PROBLEM REQUIREMENTS: Look through the lines and report how many include the word "بذلك", giving nothing but the number.

DATA ROWS:
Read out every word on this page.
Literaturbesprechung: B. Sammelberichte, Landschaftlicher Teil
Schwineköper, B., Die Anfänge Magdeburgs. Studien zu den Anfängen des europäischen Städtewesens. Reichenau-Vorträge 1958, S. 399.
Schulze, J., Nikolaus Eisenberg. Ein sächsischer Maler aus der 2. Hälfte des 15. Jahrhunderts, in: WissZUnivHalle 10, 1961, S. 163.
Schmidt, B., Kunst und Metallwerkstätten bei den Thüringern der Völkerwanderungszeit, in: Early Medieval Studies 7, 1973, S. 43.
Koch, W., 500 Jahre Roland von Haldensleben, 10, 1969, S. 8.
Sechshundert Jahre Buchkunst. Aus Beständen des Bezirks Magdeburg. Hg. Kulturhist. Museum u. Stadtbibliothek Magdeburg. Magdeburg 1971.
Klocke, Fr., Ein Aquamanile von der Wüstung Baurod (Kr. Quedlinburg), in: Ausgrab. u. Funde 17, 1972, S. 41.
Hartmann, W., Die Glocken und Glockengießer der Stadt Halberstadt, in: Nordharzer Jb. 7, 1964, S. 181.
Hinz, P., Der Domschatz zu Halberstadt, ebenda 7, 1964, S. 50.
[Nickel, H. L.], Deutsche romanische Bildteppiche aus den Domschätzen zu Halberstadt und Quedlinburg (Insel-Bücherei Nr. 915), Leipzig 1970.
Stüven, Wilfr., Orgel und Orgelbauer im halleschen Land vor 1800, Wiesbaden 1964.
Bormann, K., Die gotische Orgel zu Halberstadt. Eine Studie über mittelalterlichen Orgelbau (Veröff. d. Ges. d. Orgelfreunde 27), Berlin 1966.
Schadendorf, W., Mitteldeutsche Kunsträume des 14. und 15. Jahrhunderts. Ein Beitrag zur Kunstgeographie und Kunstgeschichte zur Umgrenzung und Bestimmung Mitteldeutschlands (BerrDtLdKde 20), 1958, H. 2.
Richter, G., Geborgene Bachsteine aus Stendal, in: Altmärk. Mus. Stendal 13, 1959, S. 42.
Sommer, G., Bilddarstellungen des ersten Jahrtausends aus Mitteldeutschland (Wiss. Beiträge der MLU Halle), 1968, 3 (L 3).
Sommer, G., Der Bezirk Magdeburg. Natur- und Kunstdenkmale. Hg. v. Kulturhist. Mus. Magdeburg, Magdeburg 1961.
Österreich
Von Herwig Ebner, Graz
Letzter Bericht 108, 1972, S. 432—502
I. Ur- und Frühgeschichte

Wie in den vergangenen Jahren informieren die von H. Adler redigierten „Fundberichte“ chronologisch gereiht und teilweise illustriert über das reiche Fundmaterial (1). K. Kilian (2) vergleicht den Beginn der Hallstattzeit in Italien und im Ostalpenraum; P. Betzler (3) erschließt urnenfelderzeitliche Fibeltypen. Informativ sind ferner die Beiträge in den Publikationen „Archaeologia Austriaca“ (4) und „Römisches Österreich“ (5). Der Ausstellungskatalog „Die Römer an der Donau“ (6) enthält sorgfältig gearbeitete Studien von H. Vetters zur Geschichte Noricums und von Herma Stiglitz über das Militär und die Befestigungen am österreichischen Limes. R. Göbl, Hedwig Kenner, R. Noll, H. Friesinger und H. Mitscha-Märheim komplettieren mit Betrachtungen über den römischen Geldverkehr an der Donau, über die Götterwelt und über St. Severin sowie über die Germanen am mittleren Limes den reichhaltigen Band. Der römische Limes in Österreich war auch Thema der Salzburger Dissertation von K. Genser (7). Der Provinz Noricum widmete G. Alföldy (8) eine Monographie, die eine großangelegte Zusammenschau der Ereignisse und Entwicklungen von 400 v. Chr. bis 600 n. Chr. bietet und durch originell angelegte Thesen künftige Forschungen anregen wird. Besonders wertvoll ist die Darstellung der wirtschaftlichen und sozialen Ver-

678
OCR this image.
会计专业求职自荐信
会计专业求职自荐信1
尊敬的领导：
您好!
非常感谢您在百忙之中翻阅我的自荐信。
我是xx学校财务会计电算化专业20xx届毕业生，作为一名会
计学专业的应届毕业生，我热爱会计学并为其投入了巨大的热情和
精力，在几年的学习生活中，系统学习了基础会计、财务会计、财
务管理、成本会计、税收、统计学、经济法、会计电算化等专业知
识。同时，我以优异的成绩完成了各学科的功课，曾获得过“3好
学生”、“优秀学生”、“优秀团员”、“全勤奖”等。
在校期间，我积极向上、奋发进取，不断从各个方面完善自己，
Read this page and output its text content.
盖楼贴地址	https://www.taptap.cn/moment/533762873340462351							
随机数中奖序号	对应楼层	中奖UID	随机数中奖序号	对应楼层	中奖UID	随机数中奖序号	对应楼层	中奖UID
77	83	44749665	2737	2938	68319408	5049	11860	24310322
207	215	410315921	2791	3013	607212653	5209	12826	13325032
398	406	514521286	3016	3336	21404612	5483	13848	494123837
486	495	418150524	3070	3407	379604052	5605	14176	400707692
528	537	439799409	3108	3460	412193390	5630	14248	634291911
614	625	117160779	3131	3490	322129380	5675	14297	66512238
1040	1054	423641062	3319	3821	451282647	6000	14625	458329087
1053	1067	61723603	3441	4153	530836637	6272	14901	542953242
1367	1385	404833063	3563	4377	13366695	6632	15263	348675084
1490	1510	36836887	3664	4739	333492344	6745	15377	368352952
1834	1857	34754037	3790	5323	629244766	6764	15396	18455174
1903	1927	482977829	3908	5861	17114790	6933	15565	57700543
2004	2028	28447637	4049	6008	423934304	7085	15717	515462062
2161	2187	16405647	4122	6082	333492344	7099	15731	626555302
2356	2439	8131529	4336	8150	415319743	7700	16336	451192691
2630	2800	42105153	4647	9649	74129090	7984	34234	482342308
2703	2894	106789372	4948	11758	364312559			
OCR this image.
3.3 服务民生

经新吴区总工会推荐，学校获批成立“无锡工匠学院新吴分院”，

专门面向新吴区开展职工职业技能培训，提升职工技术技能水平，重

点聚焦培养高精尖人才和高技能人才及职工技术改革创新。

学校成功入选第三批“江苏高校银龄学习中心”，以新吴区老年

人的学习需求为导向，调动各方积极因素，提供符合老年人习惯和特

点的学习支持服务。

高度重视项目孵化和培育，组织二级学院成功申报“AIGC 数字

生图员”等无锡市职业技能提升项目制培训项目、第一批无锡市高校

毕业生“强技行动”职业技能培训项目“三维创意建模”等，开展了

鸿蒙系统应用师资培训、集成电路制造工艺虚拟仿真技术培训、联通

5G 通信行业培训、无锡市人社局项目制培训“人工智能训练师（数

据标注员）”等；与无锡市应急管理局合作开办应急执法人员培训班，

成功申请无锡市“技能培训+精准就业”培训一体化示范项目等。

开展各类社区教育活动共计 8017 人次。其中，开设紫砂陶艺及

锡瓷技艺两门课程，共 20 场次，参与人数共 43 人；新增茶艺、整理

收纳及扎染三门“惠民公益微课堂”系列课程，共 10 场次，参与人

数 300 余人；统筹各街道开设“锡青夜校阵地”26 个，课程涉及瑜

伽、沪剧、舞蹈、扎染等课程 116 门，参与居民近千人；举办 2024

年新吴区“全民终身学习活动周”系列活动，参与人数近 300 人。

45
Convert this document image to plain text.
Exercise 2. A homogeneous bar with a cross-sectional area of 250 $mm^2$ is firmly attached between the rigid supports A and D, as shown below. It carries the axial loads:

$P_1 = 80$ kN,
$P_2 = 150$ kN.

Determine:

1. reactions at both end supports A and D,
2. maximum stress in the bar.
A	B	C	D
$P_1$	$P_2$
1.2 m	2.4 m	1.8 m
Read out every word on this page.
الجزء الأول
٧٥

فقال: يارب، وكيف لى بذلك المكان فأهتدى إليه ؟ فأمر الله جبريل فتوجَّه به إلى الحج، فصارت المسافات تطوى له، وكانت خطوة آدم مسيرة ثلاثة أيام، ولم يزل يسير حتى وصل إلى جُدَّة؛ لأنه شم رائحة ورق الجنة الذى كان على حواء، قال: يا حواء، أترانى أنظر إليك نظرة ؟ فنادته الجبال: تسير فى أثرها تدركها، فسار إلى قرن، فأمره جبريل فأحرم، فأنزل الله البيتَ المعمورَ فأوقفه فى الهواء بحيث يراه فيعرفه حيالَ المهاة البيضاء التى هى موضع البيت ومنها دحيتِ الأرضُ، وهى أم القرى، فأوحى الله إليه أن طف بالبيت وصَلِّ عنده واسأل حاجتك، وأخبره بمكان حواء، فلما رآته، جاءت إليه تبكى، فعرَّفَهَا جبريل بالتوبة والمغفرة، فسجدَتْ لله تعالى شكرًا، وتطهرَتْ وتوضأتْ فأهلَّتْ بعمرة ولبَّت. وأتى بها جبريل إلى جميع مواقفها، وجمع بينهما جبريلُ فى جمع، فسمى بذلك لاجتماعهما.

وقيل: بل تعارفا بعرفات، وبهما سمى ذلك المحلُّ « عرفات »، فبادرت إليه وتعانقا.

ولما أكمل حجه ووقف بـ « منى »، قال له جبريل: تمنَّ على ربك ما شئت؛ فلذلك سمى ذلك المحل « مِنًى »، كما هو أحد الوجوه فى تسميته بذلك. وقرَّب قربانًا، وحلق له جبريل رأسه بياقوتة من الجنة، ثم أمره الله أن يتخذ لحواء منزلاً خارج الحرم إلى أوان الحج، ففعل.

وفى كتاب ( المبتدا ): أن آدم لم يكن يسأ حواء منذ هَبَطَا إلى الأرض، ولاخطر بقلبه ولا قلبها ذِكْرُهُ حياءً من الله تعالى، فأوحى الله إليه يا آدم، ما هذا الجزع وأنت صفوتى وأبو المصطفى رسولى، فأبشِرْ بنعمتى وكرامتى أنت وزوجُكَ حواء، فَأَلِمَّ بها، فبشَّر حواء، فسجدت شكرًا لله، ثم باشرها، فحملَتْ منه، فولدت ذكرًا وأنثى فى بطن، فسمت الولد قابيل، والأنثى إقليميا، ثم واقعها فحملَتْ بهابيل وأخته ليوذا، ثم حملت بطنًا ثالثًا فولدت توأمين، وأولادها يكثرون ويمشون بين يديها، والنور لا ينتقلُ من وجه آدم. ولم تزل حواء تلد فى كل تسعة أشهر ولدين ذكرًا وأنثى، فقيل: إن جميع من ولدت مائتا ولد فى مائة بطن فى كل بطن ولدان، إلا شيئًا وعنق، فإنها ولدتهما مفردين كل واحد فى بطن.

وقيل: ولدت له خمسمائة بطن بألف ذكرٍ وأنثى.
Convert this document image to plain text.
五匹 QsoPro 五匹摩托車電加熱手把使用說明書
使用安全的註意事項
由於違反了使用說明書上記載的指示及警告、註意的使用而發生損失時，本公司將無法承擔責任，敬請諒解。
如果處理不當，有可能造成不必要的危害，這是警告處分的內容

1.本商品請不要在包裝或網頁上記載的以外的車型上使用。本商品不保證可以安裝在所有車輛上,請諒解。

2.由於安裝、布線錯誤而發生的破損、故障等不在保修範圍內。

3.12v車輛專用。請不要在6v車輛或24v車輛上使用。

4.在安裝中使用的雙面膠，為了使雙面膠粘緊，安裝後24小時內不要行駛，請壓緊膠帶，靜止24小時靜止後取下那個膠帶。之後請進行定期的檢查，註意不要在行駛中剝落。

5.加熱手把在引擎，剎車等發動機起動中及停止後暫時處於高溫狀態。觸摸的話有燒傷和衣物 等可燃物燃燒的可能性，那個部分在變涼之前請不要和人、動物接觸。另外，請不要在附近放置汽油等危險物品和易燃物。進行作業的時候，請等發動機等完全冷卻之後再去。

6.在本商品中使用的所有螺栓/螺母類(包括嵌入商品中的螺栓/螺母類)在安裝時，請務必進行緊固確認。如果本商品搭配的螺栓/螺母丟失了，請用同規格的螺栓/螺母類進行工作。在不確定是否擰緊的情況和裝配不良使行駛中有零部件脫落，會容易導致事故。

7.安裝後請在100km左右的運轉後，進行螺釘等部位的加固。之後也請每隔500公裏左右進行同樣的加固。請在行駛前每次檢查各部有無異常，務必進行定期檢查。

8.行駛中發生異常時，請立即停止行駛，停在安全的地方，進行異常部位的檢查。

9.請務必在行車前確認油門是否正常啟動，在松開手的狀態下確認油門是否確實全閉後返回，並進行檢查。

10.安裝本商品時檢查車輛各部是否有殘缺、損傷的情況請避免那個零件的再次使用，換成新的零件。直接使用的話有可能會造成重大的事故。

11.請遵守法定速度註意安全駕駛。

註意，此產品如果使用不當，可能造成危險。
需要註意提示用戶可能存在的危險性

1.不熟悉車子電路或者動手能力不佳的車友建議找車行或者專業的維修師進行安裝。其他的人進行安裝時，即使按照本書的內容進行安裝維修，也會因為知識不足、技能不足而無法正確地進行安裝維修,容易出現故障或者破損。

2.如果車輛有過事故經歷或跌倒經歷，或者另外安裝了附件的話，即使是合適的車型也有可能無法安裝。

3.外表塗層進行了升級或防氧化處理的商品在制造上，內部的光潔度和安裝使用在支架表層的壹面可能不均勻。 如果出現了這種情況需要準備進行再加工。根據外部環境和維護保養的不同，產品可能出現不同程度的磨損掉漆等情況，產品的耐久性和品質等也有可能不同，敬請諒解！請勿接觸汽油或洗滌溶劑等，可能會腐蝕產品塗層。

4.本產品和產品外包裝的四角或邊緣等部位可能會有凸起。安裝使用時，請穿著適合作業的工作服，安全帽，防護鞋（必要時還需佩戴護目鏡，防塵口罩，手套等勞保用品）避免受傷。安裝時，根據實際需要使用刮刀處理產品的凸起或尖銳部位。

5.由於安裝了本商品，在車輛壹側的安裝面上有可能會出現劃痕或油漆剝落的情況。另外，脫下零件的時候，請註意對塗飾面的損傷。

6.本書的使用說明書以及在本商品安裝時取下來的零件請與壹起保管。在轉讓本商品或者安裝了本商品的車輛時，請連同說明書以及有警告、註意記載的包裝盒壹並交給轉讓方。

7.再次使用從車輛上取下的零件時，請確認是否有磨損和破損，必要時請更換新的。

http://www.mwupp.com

EXERCISE RESULT: 2